• _REQUIRED TASK_
Please turn every line of the rows below into a Markdown table with two columns, Number and Entry, giving each line its number and leaving out blank lines.

begin RECORD EXTRACTS

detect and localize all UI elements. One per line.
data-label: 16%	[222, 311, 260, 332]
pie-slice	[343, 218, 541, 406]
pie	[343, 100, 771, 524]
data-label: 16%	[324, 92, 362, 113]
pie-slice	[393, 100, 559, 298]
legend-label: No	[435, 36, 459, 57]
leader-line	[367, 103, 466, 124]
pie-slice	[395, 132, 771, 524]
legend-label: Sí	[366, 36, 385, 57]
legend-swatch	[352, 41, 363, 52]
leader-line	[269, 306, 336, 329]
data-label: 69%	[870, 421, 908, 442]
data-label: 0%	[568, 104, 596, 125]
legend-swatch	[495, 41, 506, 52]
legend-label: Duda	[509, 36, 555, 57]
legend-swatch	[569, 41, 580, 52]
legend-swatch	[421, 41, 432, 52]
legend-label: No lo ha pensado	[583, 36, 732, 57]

end RECORD EXTRACTS

• _CORRECT ANSWER_
| Number | Entry |
|---|---|
| 1 | detect and localize all UI elements. One per line. |
| 2 | data-label: 16%	[222, 311, 260, 332] |
| 3 | pie-slice	[343, 218, 541, 406] |
| 4 | pie	[343, 100, 771, 524] |
| 5 | data-label: 16%	[324, 92, 362, 113] |
| 6 | pie-slice	[393, 100, 559, 298] |
| 7 | legend-label: No	[435, 36, 459, 57] |
| 8 | leader-line	[367, 103, 466, 124] |
| 9 | pie-slice	[395, 132, 771, 524] |
| 10 | legend-label: Sí	[366, 36, 385, 57] |
| 11 | legend-swatch	[352, 41, 363, 52] |
| 12 | leader-line	[269, 306, 336, 329] |
| 13 | data-label: 69%	[870, 421, 908, 442] |
| 14 | data-label: 0%	[568, 104, 596, 125] |
| 15 | legend-swatch	[495, 41, 506, 52] |
| 16 | legend-label: Duda	[509, 36, 555, 57] |
| 17 | legend-swatch	[569, 41, 580, 52] |
| 18 | legend-swatch	[421, 41, 432, 52] |
| 19 | legend-label: No lo ha pensado	[583, 36, 732, 57] |